* **Description of the task**
Copy everything in the data below exactly except the pictures.

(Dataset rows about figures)
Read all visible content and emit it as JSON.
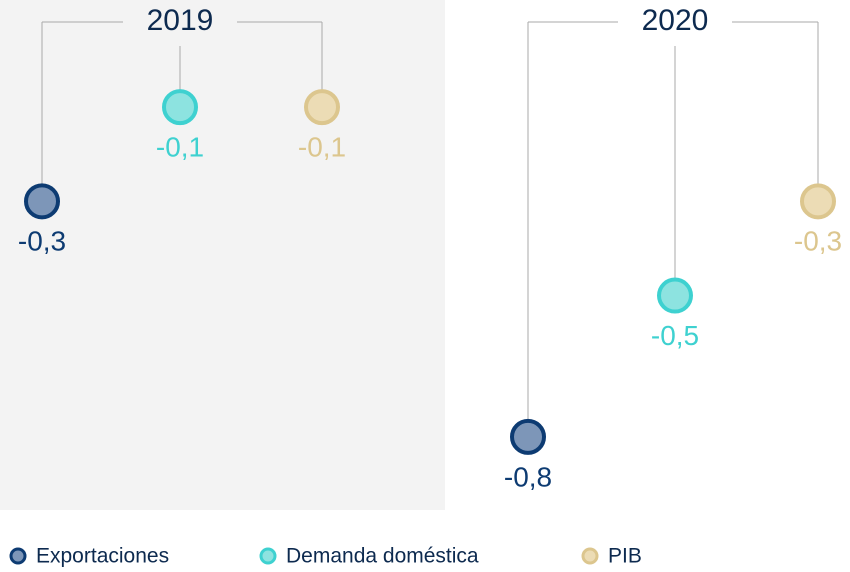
{
  "chart_data": {
    "type": "lollipop",
    "categories": [
      "2019",
      "2020"
    ],
    "series": [
      {
        "name": "Exportaciones",
        "color": "#0d3b72",
        "fill": "#7d96b8",
        "values": [
          -0.3,
          -0.8
        ],
        "value_labels": [
          "-0,3",
          "-0,8"
        ]
      },
      {
        "name": "Demanda doméstica",
        "color": "#3ed1d0",
        "fill": "#8de3e0",
        "values": [
          -0.1,
          -0.5
        ],
        "value_labels": [
          "-0,1",
          "-0,5"
        ]
      },
      {
        "name": "PIB",
        "color": "#dcc68e",
        "fill": "#ecdcb5",
        "values": [
          -0.1,
          -0.3
        ],
        "value_labels": [
          "-0,1",
          "-0,3"
        ]
      }
    ],
    "ylim": [
      -0.9,
      0
    ]
  }
}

* **Response**
Read all visible content and emit it as JSON.
{
  "chart_data": {
    "type": "lollipop",
    "categories": [
      "2019",
      "2020"
    ],
    "series": [
      {
        "name": "Exportaciones",
        "color": "#0d3b72",
        "fill": "#7d96b8",
        "values": [
          -0.3,
          -0.8
        ],
        "value_labels": [
          "-0,3",
          "-0,8"
        ]
      },
      {
        "name": "Demanda doméstica",
        "color": "#3ed1d0",
        "fill": "#8de3e0",
        "values": [
          -0.1,
          -0.5
        ],
        "value_labels": [
          "-0,1",
          "-0,5"
        ]
      },
      {
        "name": "PIB",
        "color": "#dcc68e",
        "fill": "#ecdcb5",
        "values": [
          -0.1,
          -0.3
        ],
        "value_labels": [
          "-0,1",
          "-0,3"
        ]
      }
    ],
    "ylim": [
      -0.9,
      0
    ]
  }
}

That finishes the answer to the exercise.